▶ **Task to carry out**: Omit the pictures, then write out every entry exactly as it reads.

--- The data ---

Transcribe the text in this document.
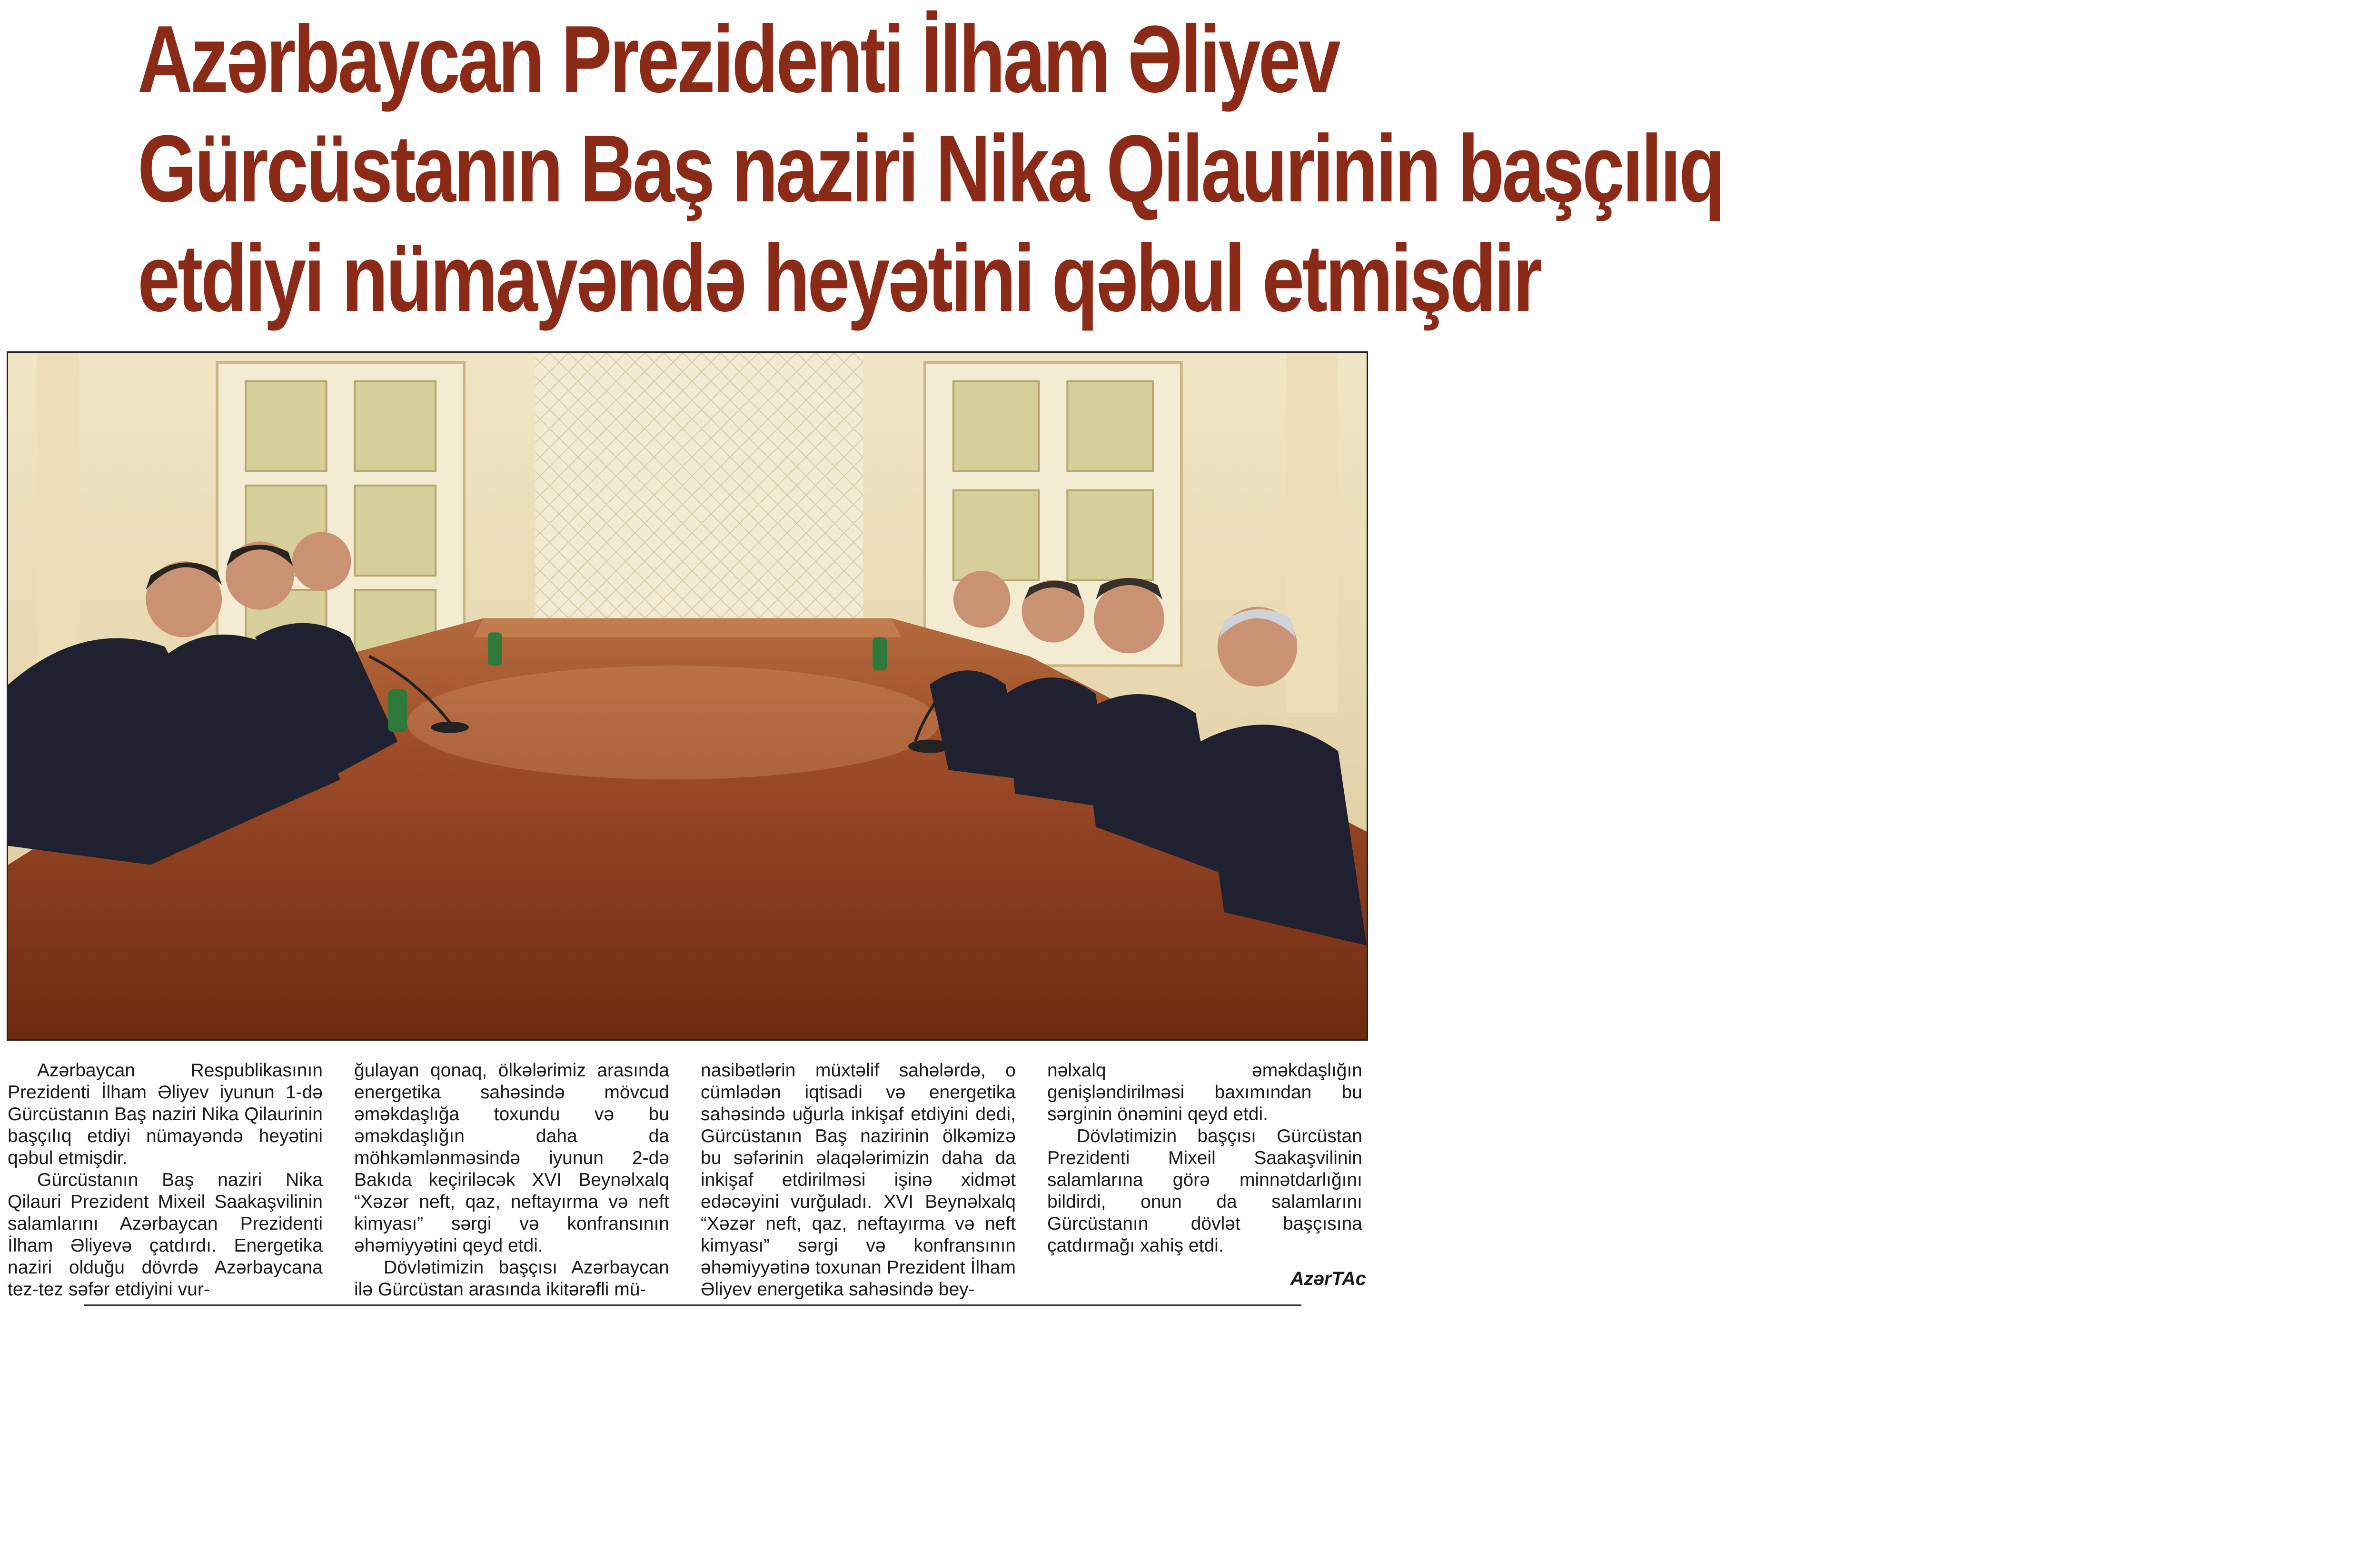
Azərbaycan Prezidenti İlham Əliyev
Gürcüstanın Baş naziri Nika Qilaurinin başçılıq
etdiyi nümayəndə heyətini qəbul etmişdir

Azərbaycan Respublikasının Prezidenti İlham Əliyev iyunun 1-də Gürcüstanın Baş naziri Nika Qilaurinin başçılıq etdiyi nümayəndə heyətini qəbul etmişdir.

Gürcüstanın Baş naziri Nika Qilauri Prezident Mixeil Saakaşvilinin salamlarını Azərbaycan Prezidenti İlham Əliyevə çatdırdı. Energetika naziri olduğu dövrdə Azərbaycana tez-tez səfər etdiyini vur-

ğulayan qonaq, ölkələrimiz arasında energetika sahəsində mövcud əməkdaşlığa toxundu və bu əməkdaşlığın daha da möhkəmlənməsində iyunun 2-də Bakıda keçiriləcək XVI Beynəlxalq “Xəzər neft, qaz, neftayırma və neft kimyası” sərgi və konfransının əhəmiyyətini qeyd etdi.

Dövlətimizin başçısı Azərbaycan ilə Gürcüstan arasında ikitərəfli mü-

nasibətlərin müxtəlif sahələrdə, o cümlədən iqtisadi və energetika sahəsində uğurla inkişaf etdiyini dedi, Gürcüstanın Baş nazirinin ölkəmizə bu səfərinin əlaqələrimizin daha da inkişaf etdirilməsi işinə xidmət edəcəyini vurğuladı. XVI Beynəlxalq “Xəzər neft, qaz, neftayırma və neft kimyası” sərgi və konfransının əhəmiyyətinə toxunan Prezident İlham Əliyev energetika sahəsində bey-

nəlxalq əməkdaşlığın genişləndirilməsi baxımından bu sərginin önəmini qeyd etdi.

Dövlətimizin başçısı Gürcüstan Prezidenti Mixeil Saakaşvilinin salamlarına görə minnətdarlığını bildirdi, onun da salamlarını Gürcüstanın dövlət başçısına çatdırmağı xahiş etdi.

AzərTAc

---

▶ **Result**:
Transcribe the text in this document.
Azərbaycan Prezidenti İlham Əliyev
Gürcüstanın Baş naziri Nika Qilaurinin başçılıq
etdiyi nümayəndə heyətini qəbul etmişdir

Azərbaycan Respublikasının Prezidenti İlham Əliyev iyunun 1-də Gürcüstanın Baş naziri Nika Qilaurinin başçılıq etdiyi nümayəndə heyətini qəbul etmişdir.

Gürcüstanın Baş naziri Nika Qilauri Prezident Mixeil Saakaşvilinin salamlarını Azərbaycan Prezidenti İlham Əliyevə çatdırdı. Energetika naziri olduğu dövrdə Azərbaycana tez-tez səfər etdiyini vur-

ğulayan qonaq, ölkələrimiz arasında energetika sahəsində mövcud əməkdaşlığa toxundu və bu əməkdaşlığın daha da möhkəmlənməsində iyunun 2-də Bakıda keçiriləcək XVI Beynəlxalq “Xəzər neft, qaz, neftayırma və neft kimyası” sərgi və konfransının əhəmiyyətini qeyd etdi.

Dövlətimizin başçısı Azərbaycan ilə Gürcüstan arasında ikitərəfli mü-

nasibətlərin müxtəlif sahələrdə, o cümlədən iqtisadi və energetika sahəsində uğurla inkişaf etdiyini dedi, Gürcüstanın Baş nazirinin ölkəmizə bu səfərinin əlaqələrimizin daha da inkişaf etdirilməsi işinə xidmət edəcəyini vurğuladı. XVI Beynəlxalq “Xəzər neft, qaz, neftayırma və neft kimyası” sərgi və konfransının əhəmiyyətinə toxunan Prezident İlham Əliyev energetika sahəsində bey-

nəlxalq əməkdaşlığın genişləndirilməsi baxımından bu sərginin önəmini qeyd etdi.

Dövlətimizin başçısı Gürcüstan Prezidenti Mixeil Saakaşvilinin salamlarına görə minnətdarlığını bildirdi, onun da salamlarını Gürcüstanın dövlət başçısına çatdırmağı xahiş etdi.

AzərTAc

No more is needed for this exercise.